[Stated task] Take the material below and write it all out again exactly.

BEGIN

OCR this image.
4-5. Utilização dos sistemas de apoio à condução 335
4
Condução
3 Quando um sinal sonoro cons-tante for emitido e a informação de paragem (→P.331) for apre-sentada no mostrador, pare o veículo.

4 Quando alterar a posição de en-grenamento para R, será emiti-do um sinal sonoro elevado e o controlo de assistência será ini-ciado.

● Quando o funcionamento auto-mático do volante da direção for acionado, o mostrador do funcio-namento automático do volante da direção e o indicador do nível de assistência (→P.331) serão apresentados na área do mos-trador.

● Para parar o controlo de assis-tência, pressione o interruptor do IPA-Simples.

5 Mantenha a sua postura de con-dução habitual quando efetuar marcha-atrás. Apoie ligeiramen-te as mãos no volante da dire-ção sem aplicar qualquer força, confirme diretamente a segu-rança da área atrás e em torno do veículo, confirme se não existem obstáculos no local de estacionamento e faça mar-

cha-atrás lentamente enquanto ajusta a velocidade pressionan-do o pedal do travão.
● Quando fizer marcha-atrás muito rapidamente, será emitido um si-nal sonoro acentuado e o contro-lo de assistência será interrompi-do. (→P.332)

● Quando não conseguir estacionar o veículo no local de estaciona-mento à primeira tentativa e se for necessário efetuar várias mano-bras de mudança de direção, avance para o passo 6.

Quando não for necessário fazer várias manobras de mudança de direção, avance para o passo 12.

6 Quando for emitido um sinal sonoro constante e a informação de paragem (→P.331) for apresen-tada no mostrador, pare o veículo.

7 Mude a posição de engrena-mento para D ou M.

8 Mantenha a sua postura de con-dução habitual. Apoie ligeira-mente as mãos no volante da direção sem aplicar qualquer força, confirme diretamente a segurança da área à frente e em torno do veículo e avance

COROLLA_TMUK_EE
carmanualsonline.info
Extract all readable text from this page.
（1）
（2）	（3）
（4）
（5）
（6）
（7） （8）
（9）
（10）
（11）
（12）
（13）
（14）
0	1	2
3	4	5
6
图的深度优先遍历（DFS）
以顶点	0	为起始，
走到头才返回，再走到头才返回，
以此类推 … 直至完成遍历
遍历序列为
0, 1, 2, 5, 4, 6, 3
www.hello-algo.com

END

[Solution below]
OCR this image.
4-5. Utilização dos sistemas de apoio à condução 335
4
Condução
3 Quando um sinal sonoro cons-tante for emitido e a informação de paragem (→P.331) for apre-sentada no mostrador, pare o veículo.

4 Quando alterar a posição de en-grenamento para R, será emiti-do um sinal sonoro elevado e o controlo de assistência será ini-ciado.

● Quando o funcionamento auto-mático do volante da direção for acionado, o mostrador do funcio-namento automático do volante da direção e o indicador do nível de assistência (→P.331) serão apresentados na área do mos-trador.

● Para parar o controlo de assis-tência, pressione o interruptor do IPA-Simples.

5 Mantenha a sua postura de con-dução habitual quando efetuar marcha-atrás. Apoie ligeiramen-te as mãos no volante da dire-ção sem aplicar qualquer força, confirme diretamente a segu-rança da área atrás e em torno do veículo, confirme se não existem obstáculos no local de estacionamento e faça mar-

cha-atrás lentamente enquanto ajusta a velocidade pressionan-do o pedal do travão.
● Quando fizer marcha-atrás muito rapidamente, será emitido um si-nal sonoro acentuado e o contro-lo de assistência será interrompi-do. (→P.332)

● Quando não conseguir estacionar o veículo no local de estaciona-mento à primeira tentativa e se for necessário efetuar várias mano-bras de mudança de direção, avance para o passo 6.

Quando não for necessário fazer várias manobras de mudança de direção, avance para o passo 12.

6 Quando for emitido um sinal sonoro constante e a informação de paragem (→P.331) for apresen-tada no mostrador, pare o veículo.

7 Mude a posição de engrena-mento para D ou M.

8 Mantenha a sua postura de con-dução habitual. Apoie ligeira-mente as mãos no volante da direção sem aplicar qualquer força, confirme diretamente a segurança da área à frente e em torno do veículo e avance

COROLLA_TMUK_EE
carmanualsonline.info
Extract all readable text from this page.
（1）
（2）	（3）
（4）
（5）
（6）
（7） （8）
（9）
（10）
（11）
（12）
（13）
（14）
0	1	2
3	4	5
6
图的深度优先遍历（DFS）
以顶点	0	为起始，
走到头才返回，再走到头才返回，
以此类推 … 直至完成遍历
遍历序列为
0, 1, 2, 5, 4, 6, 3
www.hello-algo.com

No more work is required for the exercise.